# WORK TO COMPLETE:
Pull every line with the word "sphere" out of the entries below.

# ROWS:
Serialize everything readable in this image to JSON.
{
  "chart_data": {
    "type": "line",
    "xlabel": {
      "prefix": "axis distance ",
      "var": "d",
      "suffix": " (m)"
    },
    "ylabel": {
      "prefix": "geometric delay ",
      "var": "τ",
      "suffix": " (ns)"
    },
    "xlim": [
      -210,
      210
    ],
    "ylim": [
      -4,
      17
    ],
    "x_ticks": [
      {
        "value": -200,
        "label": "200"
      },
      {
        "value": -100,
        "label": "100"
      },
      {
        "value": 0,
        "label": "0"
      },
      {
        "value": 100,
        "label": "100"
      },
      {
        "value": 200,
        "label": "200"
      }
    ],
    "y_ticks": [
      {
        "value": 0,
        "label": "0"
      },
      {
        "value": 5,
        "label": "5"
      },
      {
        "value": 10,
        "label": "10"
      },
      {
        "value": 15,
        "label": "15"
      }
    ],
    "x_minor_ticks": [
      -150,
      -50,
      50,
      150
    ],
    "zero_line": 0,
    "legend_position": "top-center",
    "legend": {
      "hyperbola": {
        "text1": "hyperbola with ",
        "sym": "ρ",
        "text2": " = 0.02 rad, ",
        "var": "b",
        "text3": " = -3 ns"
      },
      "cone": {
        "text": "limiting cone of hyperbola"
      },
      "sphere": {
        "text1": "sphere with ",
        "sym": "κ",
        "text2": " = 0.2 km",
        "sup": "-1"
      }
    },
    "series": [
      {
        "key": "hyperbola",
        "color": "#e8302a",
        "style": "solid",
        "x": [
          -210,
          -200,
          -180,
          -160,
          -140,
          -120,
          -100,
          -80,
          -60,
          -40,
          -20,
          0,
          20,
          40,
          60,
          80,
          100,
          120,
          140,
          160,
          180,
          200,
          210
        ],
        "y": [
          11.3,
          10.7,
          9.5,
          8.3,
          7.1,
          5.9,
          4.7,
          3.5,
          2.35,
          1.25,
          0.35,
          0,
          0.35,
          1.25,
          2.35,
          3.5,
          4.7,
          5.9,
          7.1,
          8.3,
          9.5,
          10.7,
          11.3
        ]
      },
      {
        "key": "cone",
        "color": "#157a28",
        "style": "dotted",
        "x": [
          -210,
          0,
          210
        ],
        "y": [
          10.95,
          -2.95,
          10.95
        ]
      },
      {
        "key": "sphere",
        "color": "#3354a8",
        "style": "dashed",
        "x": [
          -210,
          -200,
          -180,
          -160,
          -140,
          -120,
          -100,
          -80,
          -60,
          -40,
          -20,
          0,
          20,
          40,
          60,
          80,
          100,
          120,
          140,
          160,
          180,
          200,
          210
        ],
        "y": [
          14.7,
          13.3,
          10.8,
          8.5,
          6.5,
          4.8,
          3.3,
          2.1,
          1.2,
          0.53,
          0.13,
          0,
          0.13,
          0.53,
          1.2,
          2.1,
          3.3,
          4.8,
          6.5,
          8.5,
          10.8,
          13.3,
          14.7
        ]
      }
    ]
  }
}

# SOLUTION TO THIS EXERCISE:
      "sphere": {
        "text1": "sphere with ",
        "key": "sphere",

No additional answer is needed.